| DATA LISTING |
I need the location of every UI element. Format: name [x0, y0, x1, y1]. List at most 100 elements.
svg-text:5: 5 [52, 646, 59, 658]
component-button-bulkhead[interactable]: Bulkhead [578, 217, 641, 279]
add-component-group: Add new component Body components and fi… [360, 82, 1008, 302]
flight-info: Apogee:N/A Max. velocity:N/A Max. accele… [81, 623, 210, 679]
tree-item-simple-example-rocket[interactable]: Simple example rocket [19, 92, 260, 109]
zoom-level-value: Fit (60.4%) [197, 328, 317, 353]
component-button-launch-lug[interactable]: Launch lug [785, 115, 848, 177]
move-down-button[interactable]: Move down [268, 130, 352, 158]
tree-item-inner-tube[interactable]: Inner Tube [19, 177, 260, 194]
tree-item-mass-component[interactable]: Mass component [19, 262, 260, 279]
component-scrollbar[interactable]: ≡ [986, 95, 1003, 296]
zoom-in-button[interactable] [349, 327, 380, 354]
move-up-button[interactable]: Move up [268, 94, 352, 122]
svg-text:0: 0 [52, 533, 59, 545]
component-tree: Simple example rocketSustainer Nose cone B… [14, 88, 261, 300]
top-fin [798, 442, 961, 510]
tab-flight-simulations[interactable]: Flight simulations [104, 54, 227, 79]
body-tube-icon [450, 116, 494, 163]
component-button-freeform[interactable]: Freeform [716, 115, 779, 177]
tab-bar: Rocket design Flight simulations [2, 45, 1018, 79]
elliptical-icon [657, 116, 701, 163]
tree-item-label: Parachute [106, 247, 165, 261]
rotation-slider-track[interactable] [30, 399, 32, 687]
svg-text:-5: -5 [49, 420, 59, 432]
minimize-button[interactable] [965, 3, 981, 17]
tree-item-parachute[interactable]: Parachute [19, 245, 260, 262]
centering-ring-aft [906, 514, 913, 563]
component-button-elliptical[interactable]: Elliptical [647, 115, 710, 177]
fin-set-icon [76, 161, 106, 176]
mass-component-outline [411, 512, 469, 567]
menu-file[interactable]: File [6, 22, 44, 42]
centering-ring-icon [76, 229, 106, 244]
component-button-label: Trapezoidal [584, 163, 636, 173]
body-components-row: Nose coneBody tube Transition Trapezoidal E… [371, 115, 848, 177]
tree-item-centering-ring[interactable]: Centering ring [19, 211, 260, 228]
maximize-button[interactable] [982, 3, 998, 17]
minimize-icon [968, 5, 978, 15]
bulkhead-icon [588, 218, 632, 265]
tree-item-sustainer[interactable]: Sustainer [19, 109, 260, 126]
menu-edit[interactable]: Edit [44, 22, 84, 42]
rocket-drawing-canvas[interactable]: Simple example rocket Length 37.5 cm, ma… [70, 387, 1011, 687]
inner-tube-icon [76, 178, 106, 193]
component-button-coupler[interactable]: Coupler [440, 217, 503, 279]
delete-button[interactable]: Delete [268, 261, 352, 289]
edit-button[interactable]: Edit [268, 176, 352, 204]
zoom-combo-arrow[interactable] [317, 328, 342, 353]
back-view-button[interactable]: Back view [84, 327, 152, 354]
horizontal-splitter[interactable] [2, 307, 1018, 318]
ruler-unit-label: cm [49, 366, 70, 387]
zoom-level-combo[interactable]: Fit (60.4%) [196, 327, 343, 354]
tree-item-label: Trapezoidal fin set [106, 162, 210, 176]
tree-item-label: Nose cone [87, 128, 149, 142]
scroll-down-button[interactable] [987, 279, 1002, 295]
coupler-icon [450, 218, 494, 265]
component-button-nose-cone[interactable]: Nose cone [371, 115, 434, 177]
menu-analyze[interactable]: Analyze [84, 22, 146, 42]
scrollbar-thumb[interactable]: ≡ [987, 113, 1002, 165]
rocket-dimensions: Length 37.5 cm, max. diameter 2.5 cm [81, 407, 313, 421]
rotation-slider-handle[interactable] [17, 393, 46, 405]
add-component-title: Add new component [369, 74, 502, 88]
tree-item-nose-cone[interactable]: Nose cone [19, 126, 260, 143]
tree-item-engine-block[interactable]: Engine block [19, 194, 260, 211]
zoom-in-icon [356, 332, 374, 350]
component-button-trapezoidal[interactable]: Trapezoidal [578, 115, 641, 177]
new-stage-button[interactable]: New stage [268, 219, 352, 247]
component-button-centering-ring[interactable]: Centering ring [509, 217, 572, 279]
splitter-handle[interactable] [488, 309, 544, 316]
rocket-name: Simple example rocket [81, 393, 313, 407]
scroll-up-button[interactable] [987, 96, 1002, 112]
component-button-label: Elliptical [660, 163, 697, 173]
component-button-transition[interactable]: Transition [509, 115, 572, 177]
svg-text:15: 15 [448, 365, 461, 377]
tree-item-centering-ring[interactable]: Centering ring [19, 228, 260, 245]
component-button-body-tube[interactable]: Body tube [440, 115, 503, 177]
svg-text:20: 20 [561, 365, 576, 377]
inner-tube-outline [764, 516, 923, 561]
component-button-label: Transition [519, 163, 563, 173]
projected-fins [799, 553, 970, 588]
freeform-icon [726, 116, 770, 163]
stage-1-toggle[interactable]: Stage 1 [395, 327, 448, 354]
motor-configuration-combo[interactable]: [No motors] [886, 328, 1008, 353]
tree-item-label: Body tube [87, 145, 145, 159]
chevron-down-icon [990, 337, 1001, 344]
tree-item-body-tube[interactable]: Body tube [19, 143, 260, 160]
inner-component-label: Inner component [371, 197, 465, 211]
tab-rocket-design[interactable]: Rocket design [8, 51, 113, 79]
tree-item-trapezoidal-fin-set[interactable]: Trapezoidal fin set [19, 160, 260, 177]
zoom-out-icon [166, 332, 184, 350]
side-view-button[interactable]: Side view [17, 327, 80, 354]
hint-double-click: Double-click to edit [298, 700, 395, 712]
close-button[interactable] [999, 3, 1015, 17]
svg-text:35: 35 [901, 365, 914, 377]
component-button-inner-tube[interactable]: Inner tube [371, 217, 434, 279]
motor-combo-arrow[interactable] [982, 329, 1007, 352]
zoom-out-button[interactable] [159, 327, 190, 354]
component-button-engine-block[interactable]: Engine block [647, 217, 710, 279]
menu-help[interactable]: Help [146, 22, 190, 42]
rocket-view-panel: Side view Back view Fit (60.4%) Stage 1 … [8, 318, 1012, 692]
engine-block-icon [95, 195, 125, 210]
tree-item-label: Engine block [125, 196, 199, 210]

| OBJECTIVE |
Update the data above by replacing every occurrence of "Double-click to edit" with "Double-click to modify" and leaving everything else unchanged.

| SOLUTION TO THE EXERCISE |
I need the location of every UI element. Format: name [x0, y0, x1, y1]. List at most 100 elements.
svg-text:5: 5 [52, 646, 59, 658]
component-button-bulkhead[interactable]: Bulkhead [578, 217, 641, 279]
add-component-group: Add new component Body components and fi… [360, 82, 1008, 302]
flight-info: Apogee:N/A Max. velocity:N/A Max. accele… [81, 623, 210, 679]
tree-item-simple-example-rocket[interactable]: Simple example rocket [19, 92, 260, 109]
zoom-level-value: Fit (60.4%) [197, 328, 317, 353]
component-button-launch-lug[interactable]: Launch lug [785, 115, 848, 177]
move-down-button[interactable]: Move down [268, 130, 352, 158]
tree-item-inner-tube[interactable]: Inner Tube [19, 177, 260, 194]
tree-item-mass-component[interactable]: Mass component [19, 262, 260, 279]
component-scrollbar[interactable]: ≡ [986, 95, 1003, 296]
zoom-in-button[interactable] [349, 327, 380, 354]
move-up-button[interactable]: Move up [268, 94, 352, 122]
svg-text:0: 0 [52, 533, 59, 545]
component-tree: Simple example rocketSustainer Nose cone B… [14, 88, 261, 300]
top-fin [798, 442, 961, 510]
tab-flight-simulations[interactable]: Flight simulations [104, 54, 227, 79]
body-tube-icon [450, 116, 494, 163]
component-button-freeform[interactable]: Freeform [716, 115, 779, 177]
tab-bar: Rocket design Flight simulations [2, 45, 1018, 79]
elliptical-icon [657, 116, 701, 163]
tree-item-label: Parachute [106, 247, 165, 261]
rotation-slider-track[interactable] [30, 399, 32, 687]
svg-text:-5: -5 [49, 420, 59, 432]
minimize-button[interactable] [965, 3, 981, 17]
tree-item-parachute[interactable]: Parachute [19, 245, 260, 262]
centering-ring-aft [906, 514, 913, 563]
component-button-elliptical[interactable]: Elliptical [647, 115, 710, 177]
fin-set-icon [76, 161, 106, 176]
mass-component-outline [411, 512, 469, 567]
menu-file[interactable]: File [6, 22, 44, 42]
centering-ring-icon [76, 229, 106, 244]
component-button-label: Trapezoidal [584, 163, 636, 173]
body-components-row: Nose coneBody tube Transition Trapezoidal E… [371, 115, 848, 177]
tree-item-centering-ring[interactable]: Centering ring [19, 211, 260, 228]
maximize-button[interactable] [982, 3, 998, 17]
minimize-icon [968, 5, 978, 15]
bulkhead-icon [588, 218, 632, 265]
tree-item-sustainer[interactable]: Sustainer [19, 109, 260, 126]
menu-edit[interactable]: Edit [44, 22, 84, 42]
rocket-drawing-canvas[interactable]: Simple example rocket Length 37.5 cm, ma… [70, 387, 1011, 687]
inner-tube-icon [76, 178, 106, 193]
component-button-coupler[interactable]: Coupler [440, 217, 503, 279]
delete-button[interactable]: Delete [268, 261, 352, 289]
edit-button[interactable]: Edit [268, 176, 352, 204]
zoom-combo-arrow[interactable] [317, 328, 342, 353]
back-view-button[interactable]: Back view [84, 327, 152, 354]
horizontal-splitter[interactable] [2, 307, 1018, 318]
ruler-unit-label: cm [49, 366, 70, 387]
zoom-level-combo[interactable]: Fit (60.4%) [196, 327, 343, 354]
tree-item-label: Trapezoidal fin set [106, 162, 210, 176]
tree-item-label: Nose cone [87, 128, 149, 142]
scroll-down-button[interactable] [987, 279, 1002, 295]
coupler-icon [450, 218, 494, 265]
component-button-nose-cone[interactable]: Nose cone [371, 115, 434, 177]
menu-analyze[interactable]: Analyze [84, 22, 146, 42]
scrollbar-thumb[interactable]: ≡ [987, 113, 1002, 165]
rocket-dimensions: Length 37.5 cm, max. diameter 2.5 cm [81, 407, 313, 421]
rotation-slider-handle[interactable] [17, 393, 46, 405]
add-component-title: Add new component [369, 74, 502, 88]
tree-item-nose-cone[interactable]: Nose cone [19, 126, 260, 143]
tree-item-engine-block[interactable]: Engine block [19, 194, 260, 211]
zoom-in-icon [356, 332, 374, 350]
component-button-trapezoidal[interactable]: Trapezoidal [578, 115, 641, 177]
new-stage-button[interactable]: New stage [268, 219, 352, 247]
component-button-centering-ring[interactable]: Centering ring [509, 217, 572, 279]
splitter-handle[interactable] [488, 309, 544, 316]
rocket-name: Simple example rocket [81, 393, 313, 407]
scroll-up-button[interactable] [987, 96, 1002, 112]
component-button-label: Elliptical [660, 163, 697, 173]
component-button-transition[interactable]: Transition [509, 115, 572, 177]
svg-text:15: 15 [448, 365, 461, 377]
tree-item-centering-ring[interactable]: Centering ring [19, 228, 260, 245]
component-button-body-tube[interactable]: Body tube [440, 115, 503, 177]
svg-text:20: 20 [561, 365, 576, 377]
inner-tube-outline [764, 516, 923, 561]
component-button-label: Transition [519, 163, 563, 173]
projected-fins [799, 553, 970, 588]
freeform-icon [726, 116, 770, 163]
stage-1-toggle[interactable]: Stage 1 [395, 327, 448, 354]
motor-configuration-combo[interactable]: [No motors] [886, 328, 1008, 353]
tree-item-label: Body tube [87, 145, 145, 159]
chevron-down-icon [990, 337, 1001, 344]
tree-item-body-tube[interactable]: Body tube [19, 143, 260, 160]
inner-component-label: Inner component [371, 197, 465, 211]
tab-rocket-design[interactable]: Rocket design [8, 51, 113, 79]
tree-item-trapezoidal-fin-set[interactable]: Trapezoidal fin set [19, 160, 260, 177]
zoom-out-icon [166, 332, 184, 350]
side-view-button[interactable]: Side view [17, 327, 80, 354]
hint-double-click: Double-click to modify [298, 700, 395, 712]
close-button[interactable] [999, 3, 1015, 17]
svg-text:35: 35 [901, 365, 914, 377]
component-button-inner-tube[interactable]: Inner tube [371, 217, 434, 279]
motor-combo-arrow[interactable] [982, 329, 1007, 352]
zoom-out-button[interactable] [159, 327, 190, 354]
component-button-engine-block[interactable]: Engine block [647, 217, 710, 279]
menu-help[interactable]: Help [146, 22, 190, 42]
rocket-view-panel: Side view Back view Fit (60.4%) Stage 1 … [8, 318, 1012, 692]
engine-block-icon [95, 195, 125, 210]
tree-item-label: Engine block [125, 196, 199, 210]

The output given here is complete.